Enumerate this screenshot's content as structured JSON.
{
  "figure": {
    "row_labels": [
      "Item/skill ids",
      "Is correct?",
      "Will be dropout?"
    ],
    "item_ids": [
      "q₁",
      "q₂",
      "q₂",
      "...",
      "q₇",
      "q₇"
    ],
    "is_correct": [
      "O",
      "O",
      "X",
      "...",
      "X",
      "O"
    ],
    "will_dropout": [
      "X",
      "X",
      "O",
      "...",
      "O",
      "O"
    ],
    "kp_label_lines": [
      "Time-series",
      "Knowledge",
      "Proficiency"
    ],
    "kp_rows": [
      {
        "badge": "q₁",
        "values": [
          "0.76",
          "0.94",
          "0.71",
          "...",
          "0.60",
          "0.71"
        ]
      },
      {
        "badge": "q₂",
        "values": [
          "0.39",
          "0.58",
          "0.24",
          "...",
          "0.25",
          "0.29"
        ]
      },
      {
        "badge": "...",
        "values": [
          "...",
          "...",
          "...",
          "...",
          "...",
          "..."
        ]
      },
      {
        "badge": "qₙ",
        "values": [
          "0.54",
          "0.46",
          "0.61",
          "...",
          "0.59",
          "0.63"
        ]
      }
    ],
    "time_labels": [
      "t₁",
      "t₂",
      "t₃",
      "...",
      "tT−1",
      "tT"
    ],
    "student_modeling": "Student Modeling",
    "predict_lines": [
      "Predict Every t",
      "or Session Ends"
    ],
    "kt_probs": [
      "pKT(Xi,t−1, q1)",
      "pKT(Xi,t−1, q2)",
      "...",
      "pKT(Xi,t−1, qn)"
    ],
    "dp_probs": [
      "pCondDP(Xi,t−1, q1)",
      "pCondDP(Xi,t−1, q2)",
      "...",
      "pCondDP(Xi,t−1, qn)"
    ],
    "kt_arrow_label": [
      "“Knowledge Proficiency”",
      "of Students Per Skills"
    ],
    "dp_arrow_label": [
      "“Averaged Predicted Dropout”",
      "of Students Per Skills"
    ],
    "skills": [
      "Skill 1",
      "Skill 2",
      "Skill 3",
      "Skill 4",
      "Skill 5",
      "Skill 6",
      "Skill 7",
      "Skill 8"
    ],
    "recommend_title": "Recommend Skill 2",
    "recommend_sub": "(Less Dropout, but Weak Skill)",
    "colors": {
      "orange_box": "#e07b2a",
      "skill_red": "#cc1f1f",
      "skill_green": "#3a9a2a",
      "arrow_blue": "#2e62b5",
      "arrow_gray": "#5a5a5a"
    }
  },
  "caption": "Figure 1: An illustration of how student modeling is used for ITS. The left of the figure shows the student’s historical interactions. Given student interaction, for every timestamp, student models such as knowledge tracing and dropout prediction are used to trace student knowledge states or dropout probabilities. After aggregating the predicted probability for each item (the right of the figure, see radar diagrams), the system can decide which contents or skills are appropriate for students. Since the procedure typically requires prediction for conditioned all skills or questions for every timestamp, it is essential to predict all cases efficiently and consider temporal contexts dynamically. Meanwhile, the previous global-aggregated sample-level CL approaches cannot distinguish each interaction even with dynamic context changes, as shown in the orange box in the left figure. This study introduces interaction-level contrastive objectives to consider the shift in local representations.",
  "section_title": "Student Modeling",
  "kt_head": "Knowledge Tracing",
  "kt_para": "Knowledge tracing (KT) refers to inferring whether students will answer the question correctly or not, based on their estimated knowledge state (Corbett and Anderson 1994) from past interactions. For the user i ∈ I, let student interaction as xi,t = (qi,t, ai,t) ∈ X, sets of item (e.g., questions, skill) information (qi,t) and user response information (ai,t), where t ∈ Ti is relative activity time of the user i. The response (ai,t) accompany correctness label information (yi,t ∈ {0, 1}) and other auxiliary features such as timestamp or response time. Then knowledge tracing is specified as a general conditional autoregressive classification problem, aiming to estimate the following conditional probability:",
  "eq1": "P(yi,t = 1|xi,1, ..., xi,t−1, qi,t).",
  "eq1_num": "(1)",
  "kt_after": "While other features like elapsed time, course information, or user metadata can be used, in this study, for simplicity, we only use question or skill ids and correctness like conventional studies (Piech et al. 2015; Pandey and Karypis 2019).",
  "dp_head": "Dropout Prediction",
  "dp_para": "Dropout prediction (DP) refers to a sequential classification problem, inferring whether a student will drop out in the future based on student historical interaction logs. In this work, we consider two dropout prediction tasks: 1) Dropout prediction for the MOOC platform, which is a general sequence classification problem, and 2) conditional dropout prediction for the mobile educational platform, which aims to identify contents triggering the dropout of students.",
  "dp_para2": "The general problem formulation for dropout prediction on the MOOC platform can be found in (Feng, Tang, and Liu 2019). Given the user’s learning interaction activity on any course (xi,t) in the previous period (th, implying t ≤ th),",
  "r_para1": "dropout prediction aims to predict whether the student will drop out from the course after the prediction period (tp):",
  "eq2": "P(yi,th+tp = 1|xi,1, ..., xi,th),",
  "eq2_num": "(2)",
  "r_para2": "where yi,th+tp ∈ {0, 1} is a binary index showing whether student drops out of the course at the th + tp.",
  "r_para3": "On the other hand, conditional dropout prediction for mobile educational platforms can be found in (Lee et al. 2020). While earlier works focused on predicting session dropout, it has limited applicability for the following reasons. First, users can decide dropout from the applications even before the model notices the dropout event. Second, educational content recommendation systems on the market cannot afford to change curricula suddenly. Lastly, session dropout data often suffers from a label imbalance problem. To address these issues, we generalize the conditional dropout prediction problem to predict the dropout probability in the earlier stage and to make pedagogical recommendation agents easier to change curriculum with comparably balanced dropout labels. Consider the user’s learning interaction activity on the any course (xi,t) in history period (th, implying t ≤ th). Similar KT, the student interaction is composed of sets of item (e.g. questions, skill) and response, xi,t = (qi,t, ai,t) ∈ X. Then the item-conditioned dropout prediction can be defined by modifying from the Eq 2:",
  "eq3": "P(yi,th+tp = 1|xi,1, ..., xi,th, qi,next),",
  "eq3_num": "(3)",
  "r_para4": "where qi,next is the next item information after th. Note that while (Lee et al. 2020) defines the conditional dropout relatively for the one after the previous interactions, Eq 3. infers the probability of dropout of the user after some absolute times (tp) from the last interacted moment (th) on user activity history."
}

» **BRIEF**
Transcribe the data above in full, exactly.

» **EXERCISE OUTPUT**
Enumerate this screenshot's content as structured JSON.
{
  "figure": {
    "row_labels": [
      "Item/skill ids",
      "Is correct?",
      "Will be dropout?"
    ],
    "item_ids": [
      "q₁",
      "q₂",
      "q₂",
      "...",
      "q₇",
      "q₇"
    ],
    "is_correct": [
      "O",
      "O",
      "X",
      "...",
      "X",
      "O"
    ],
    "will_dropout": [
      "X",
      "X",
      "O",
      "...",
      "O",
      "O"
    ],
    "kp_label_lines": [
      "Time-series",
      "Knowledge",
      "Proficiency"
    ],
    "kp_rows": [
      {
        "badge": "q₁",
        "values": [
          "0.76",
          "0.94",
          "0.71",
          "...",
          "0.60",
          "0.71"
        ]
      },
      {
        "badge": "q₂",
        "values": [
          "0.39",
          "0.58",
          "0.24",
          "...",
          "0.25",
          "0.29"
        ]
      },
      {
        "badge": "...",
        "values": [
          "...",
          "...",
          "...",
          "...",
          "...",
          "..."
        ]
      },
      {
        "badge": "qₙ",
        "values": [
          "0.54",
          "0.46",
          "0.61",
          "...",
          "0.59",
          "0.63"
        ]
      }
    ],
    "time_labels": [
      "t₁",
      "t₂",
      "t₃",
      "...",
      "tT−1",
      "tT"
    ],
    "student_modeling": "Student Modeling",
    "predict_lines": [
      "Predict Every t",
      "or Session Ends"
    ],
    "kt_probs": [
      "pKT(Xi,t−1, q1)",
      "pKT(Xi,t−1, q2)",
      "...",
      "pKT(Xi,t−1, qn)"
    ],
    "dp_probs": [
      "pCondDP(Xi,t−1, q1)",
      "pCondDP(Xi,t−1, q2)",
      "...",
      "pCondDP(Xi,t−1, qn)"
    ],
    "kt_arrow_label": [
      "“Knowledge Proficiency”",
      "of Students Per Skills"
    ],
    "dp_arrow_label": [
      "“Averaged Predicted Dropout”",
      "of Students Per Skills"
    ],
    "skills": [
      "Skill 1",
      "Skill 2",
      "Skill 3",
      "Skill 4",
      "Skill 5",
      "Skill 6",
      "Skill 7",
      "Skill 8"
    ],
    "recommend_title": "Recommend Skill 2",
    "recommend_sub": "(Less Dropout, but Weak Skill)",
    "colors": {
      "orange_box": "#e07b2a",
      "skill_red": "#cc1f1f",
      "skill_green": "#3a9a2a",
      "arrow_blue": "#2e62b5",
      "arrow_gray": "#5a5a5a"
    }
  },
  "caption": "Figure 1: An illustration of how student modeling is used for ITS. The left of the figure shows the student’s historical interactions. Given student interaction, for every timestamp, student models such as knowledge tracing and dropout prediction are used to trace student knowledge states or dropout probabilities. After aggregating the predicted probability for each item (the right of the figure, see radar diagrams), the system can decide which contents or skills are appropriate for students. Since the procedure typically requires prediction for conditioned all skills or questions for every timestamp, it is essential to predict all cases efficiently and consider temporal contexts dynamically. Meanwhile, the previous global-aggregated sample-level CL approaches cannot distinguish each interaction even with dynamic context changes, as shown in the orange box in the left figure. This study introduces interaction-level contrastive objectives to consider the shift in local representations.",
  "section_title": "Student Modeling",
  "kt_head": "Knowledge Tracing",
  "kt_para": "Knowledge tracing (KT) refers to inferring whether students will answer the question correctly or not, based on their estimated knowledge state (Corbett and Anderson 1994) from past interactions. For the user i ∈ I, let student interaction as xi,t = (qi,t, ai,t) ∈ X, sets of item (e.g., questions, skill) information (qi,t) and user response information (ai,t), where t ∈ Ti is relative activity time of the user i. The response (ai,t) accompany correctness label information (yi,t ∈ {0, 1}) and other auxiliary features such as timestamp or response time. Then knowledge tracing is specified as a general conditional autoregressive classification problem, aiming to estimate the following conditional probability:",
  "eq1": "P(yi,t = 1|xi,1, ..., xi,t−1, qi,t).",
  "eq1_num": "(1)",
  "kt_after": "While other features like elapsed time, course information, or user metadata can be used, in this study, for simplicity, we only use question or skill ids and correctness like conventional studies (Piech et al. 2015; Pandey and Karypis 2019).",
  "dp_head": "Dropout Prediction",
  "dp_para": "Dropout prediction (DP) refers to a sequential classification problem, inferring whether a student will drop out in the future based on student historical interaction logs. In this work, we consider two dropout prediction tasks: 1) Dropout prediction for the MOOC platform, which is a general sequence classification problem, and 2) conditional dropout prediction for the mobile educational platform, which aims to identify contents triggering the dropout of students.",
  "dp_para2": "The general problem formulation for dropout prediction on the MOOC platform can be found in (Feng, Tang, and Liu 2019). Given the user’s learning interaction activity on any course (xi,t) in the previous period (th, implying t ≤ th),",
  "r_para1": "dropout prediction aims to predict whether the student will drop out from the course after the prediction period (tp):",
  "eq2": "P(yi,th+tp = 1|xi,1, ..., xi,th),",
  "eq2_num": "(2)",
  "r_para2": "where yi,th+tp ∈ {0, 1} is a binary index showing whether student drops out of the course at the th + tp.",
  "r_para3": "On the other hand, conditional dropout prediction for mobile educational platforms can be found in (Lee et al. 2020). While earlier works focused on predicting session dropout, it has limited applicability for the following reasons. First, users can decide dropout from the applications even before the model notices the dropout event. Second, educational content recommendation systems on the market cannot afford to change curricula suddenly. Lastly, session dropout data often suffers from a label imbalance problem. To address these issues, we generalize the conditional dropout prediction problem to predict the dropout probability in the earlier stage and to make pedagogical recommendation agents easier to change curriculum with comparably balanced dropout labels. Consider the user’s learning interaction activity on the any course (xi,t) in history period (th, implying t ≤ th). Similar KT, the student interaction is composed of sets of item (e.g. questions, skill) and response, xi,t = (qi,t, ai,t) ∈ X. Then the item-conditioned dropout prediction can be defined by modifying from the Eq 2:",
  "eq3": "P(yi,th+tp = 1|xi,1, ..., xi,th, qi,next),",
  "eq3_num": "(3)",
  "r_para4": "where qi,next is the next item information after th. Note that while (Lee et al. 2020) defines the conditional dropout relatively for the one after the previous interactions, Eq 3. infers the probability of dropout of the user after some absolute times (tp) from the last interacted moment (th) on user activity history."
}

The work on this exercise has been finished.